▶ **WRITTEN EXERCISE**:
Repeat the listing in full, word for word.

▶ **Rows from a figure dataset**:
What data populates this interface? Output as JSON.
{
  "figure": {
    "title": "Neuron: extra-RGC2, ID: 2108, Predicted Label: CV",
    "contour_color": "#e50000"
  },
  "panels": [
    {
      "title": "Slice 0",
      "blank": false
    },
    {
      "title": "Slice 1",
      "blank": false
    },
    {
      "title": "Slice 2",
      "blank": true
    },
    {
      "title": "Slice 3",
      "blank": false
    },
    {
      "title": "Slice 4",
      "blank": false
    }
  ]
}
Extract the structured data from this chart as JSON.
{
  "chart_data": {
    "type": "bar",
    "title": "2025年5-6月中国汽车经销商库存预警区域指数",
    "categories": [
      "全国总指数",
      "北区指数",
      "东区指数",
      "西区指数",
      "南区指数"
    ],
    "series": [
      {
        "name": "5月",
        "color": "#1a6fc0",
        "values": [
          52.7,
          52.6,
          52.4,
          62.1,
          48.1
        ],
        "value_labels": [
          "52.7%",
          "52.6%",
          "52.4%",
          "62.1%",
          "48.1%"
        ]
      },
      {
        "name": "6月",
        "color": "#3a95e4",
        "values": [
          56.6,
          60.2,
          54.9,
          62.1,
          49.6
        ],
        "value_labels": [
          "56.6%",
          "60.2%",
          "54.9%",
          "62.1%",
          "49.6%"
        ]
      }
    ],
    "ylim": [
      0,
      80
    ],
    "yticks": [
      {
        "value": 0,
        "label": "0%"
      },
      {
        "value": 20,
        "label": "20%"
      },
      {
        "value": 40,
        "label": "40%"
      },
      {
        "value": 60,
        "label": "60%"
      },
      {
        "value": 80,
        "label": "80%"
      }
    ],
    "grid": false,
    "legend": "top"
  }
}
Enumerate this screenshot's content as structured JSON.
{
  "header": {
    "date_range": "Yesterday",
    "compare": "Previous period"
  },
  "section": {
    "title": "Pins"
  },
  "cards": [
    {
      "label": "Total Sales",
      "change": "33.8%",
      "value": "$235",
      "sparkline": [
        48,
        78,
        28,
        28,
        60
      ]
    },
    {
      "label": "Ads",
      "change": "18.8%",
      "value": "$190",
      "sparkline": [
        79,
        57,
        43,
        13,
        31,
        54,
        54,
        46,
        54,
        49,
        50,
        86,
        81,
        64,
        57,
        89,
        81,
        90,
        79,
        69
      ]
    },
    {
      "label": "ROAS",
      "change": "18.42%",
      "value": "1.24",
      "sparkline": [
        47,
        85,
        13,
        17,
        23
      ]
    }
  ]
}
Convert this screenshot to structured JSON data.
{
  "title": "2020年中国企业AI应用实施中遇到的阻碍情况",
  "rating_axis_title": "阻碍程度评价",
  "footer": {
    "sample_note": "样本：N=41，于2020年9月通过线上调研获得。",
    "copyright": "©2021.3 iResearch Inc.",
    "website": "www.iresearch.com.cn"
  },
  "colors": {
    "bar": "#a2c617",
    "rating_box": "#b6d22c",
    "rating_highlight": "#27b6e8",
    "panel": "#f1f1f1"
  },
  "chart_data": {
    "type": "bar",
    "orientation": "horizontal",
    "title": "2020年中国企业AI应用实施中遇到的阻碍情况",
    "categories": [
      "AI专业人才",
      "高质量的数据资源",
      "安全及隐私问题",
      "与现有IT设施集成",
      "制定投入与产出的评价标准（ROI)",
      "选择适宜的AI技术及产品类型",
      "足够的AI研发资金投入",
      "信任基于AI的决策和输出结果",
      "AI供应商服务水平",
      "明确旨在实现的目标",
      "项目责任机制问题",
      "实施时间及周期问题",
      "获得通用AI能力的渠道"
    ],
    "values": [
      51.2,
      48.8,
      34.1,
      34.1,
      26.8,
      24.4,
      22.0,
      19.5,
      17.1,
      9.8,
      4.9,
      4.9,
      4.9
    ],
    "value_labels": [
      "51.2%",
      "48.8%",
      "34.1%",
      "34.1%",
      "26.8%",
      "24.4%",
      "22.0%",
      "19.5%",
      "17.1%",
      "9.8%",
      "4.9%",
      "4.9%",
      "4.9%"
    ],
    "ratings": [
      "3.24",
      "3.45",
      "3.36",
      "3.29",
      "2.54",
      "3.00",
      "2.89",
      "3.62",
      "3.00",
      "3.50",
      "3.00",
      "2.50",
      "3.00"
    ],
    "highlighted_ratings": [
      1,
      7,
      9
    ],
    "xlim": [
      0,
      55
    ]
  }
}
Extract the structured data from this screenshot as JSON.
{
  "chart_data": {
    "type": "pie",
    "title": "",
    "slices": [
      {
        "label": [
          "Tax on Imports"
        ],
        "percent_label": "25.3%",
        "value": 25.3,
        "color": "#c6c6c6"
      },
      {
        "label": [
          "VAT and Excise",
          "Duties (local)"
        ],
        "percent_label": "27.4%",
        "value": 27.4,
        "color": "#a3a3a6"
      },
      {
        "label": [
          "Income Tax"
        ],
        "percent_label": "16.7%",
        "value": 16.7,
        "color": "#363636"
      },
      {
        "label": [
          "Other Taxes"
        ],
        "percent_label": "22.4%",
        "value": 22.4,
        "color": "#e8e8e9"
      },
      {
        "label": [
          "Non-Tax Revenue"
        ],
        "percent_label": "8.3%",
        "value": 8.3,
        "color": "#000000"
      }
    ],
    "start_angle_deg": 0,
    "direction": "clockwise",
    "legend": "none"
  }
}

▶ **SOLUTION FOR THIS PROBLEM**:
What data populates this interface? Output as JSON.
{
  "figure": {
    "title": "Neuron: extra-RGC2, ID: 2108, Predicted Label: CV",
    "contour_color": "#e50000"
  },
  "panels": [
    {
      "title": "Slice 0",
      "blank": false
    },
    {
      "title": "Slice 1",
      "blank": false
    },
    {
      "title": "Slice 2",
      "blank": true
    },
    {
      "title": "Slice 3",
      "blank": false
    },
    {
      "title": "Slice 4",
      "blank": false
    }
  ]
}
Extract the structured data from this chart as JSON.
{
  "chart_data": {
    "type": "bar",
    "title": "2025年5-6月中国汽车经销商库存预警区域指数",
    "categories": [
      "全国总指数",
      "北区指数",
      "东区指数",
      "西区指数",
      "南区指数"
    ],
    "series": [
      {
        "name": "5月",
        "color": "#1a6fc0",
        "values": [
          52.7,
          52.6,
          52.4,
          62.1,
          48.1
        ],
        "value_labels": [
          "52.7%",
          "52.6%",
          "52.4%",
          "62.1%",
          "48.1%"
        ]
      },
      {
        "name": "6月",
        "color": "#3a95e4",
        "values": [
          56.6,
          60.2,
          54.9,
          62.1,
          49.6
        ],
        "value_labels": [
          "56.6%",
          "60.2%",
          "54.9%",
          "62.1%",
          "49.6%"
        ]
      }
    ],
    "ylim": [
      0,
      80
    ],
    "yticks": [
      {
        "value": 0,
        "label": "0%"
      },
      {
        "value": 20,
        "label": "20%"
      },
      {
        "value": 40,
        "label": "40%"
      },
      {
        "value": 60,
        "label": "60%"
      },
      {
        "value": 80,
        "label": "80%"
      }
    ],
    "grid": false,
    "legend": "top"
  }
}
Enumerate this screenshot's content as structured JSON.
{
  "header": {
    "date_range": "Yesterday",
    "compare": "Previous period"
  },
  "section": {
    "title": "Pins"
  },
  "cards": [
    {
      "label": "Total Sales",
      "change": "33.8%",
      "value": "$235",
      "sparkline": [
        48,
        78,
        28,
        28,
        60
      ]
    },
    {
      "label": "Ads",
      "change": "18.8%",
      "value": "$190",
      "sparkline": [
        79,
        57,
        43,
        13,
        31,
        54,
        54,
        46,
        54,
        49,
        50,
        86,
        81,
        64,
        57,
        89,
        81,
        90,
        79,
        69
      ]
    },
    {
      "label": "ROAS",
      "change": "18.42%",
      "value": "1.24",
      "sparkline": [
        47,
        85,
        13,
        17,
        23
      ]
    }
  ]
}
Convert this screenshot to structured JSON data.
{
  "title": "2020年中国企业AI应用实施中遇到的阻碍情况",
  "rating_axis_title": "阻碍程度评价",
  "footer": {
    "sample_note": "样本：N=41，于2020年9月通过线上调研获得。",
    "copyright": "©2021.3 iResearch Inc.",
    "website": "www.iresearch.com.cn"
  },
  "colors": {
    "bar": "#a2c617",
    "rating_box": "#b6d22c",
    "rating_highlight": "#27b6e8",
    "panel": "#f1f1f1"
  },
  "chart_data": {
    "type": "bar",
    "orientation": "horizontal",
    "title": "2020年中国企业AI应用实施中遇到的阻碍情况",
    "categories": [
      "AI专业人才",
      "高质量的数据资源",
      "安全及隐私问题",
      "与现有IT设施集成",
      "制定投入与产出的评价标准（ROI)",
      "选择适宜的AI技术及产品类型",
      "足够的AI研发资金投入",
      "信任基于AI的决策和输出结果",
      "AI供应商服务水平",
      "明确旨在实现的目标",
      "项目责任机制问题",
      "实施时间及周期问题",
      "获得通用AI能力的渠道"
    ],
    "values": [
      51.2,
      48.8,
      34.1,
      34.1,
      26.8,
      24.4,
      22.0,
      19.5,
      17.1,
      9.8,
      4.9,
      4.9,
      4.9
    ],
    "value_labels": [
      "51.2%",
      "48.8%",
      "34.1%",
      "34.1%",
      "26.8%",
      "24.4%",
      "22.0%",
      "19.5%",
      "17.1%",
      "9.8%",
      "4.9%",
      "4.9%",
      "4.9%"
    ],
    "ratings": [
      "3.24",
      "3.45",
      "3.36",
      "3.29",
      "2.54",
      "3.00",
      "2.89",
      "3.62",
      "3.00",
      "3.50",
      "3.00",
      "2.50",
      "3.00"
    ],
    "highlighted_ratings": [
      1,
      7,
      9
    ],
    "xlim": [
      0,
      55
    ]
  }
}
Extract the structured data from this screenshot as JSON.
{
  "chart_data": {
    "type": "pie",
    "title": "",
    "slices": [
      {
        "label": [
          "Tax on Imports"
        ],
        "percent_label": "25.3%",
        "value": 25.3,
        "color": "#c6c6c6"
      },
      {
        "label": [
          "VAT and Excise",
          "Duties (local)"
        ],
        "percent_label": "27.4%",
        "value": 27.4,
        "color": "#a3a3a6"
      },
      {
        "label": [
          "Income Tax"
        ],
        "percent_label": "16.7%",
        "value": 16.7,
        "color": "#363636"
      },
      {
        "label": [
          "Other Taxes"
        ],
        "percent_label": "22.4%",
        "value": 22.4,
        "color": "#e8e8e9"
      },
      {
        "label": [
          "Non-Tax Revenue"
        ],
        "percent_label": "8.3%",
        "value": 8.3,
        "color": "#000000"
      }
    ],
    "start_angle_deg": 0,
    "direction": "clockwise",
    "legend": "none"
  }
}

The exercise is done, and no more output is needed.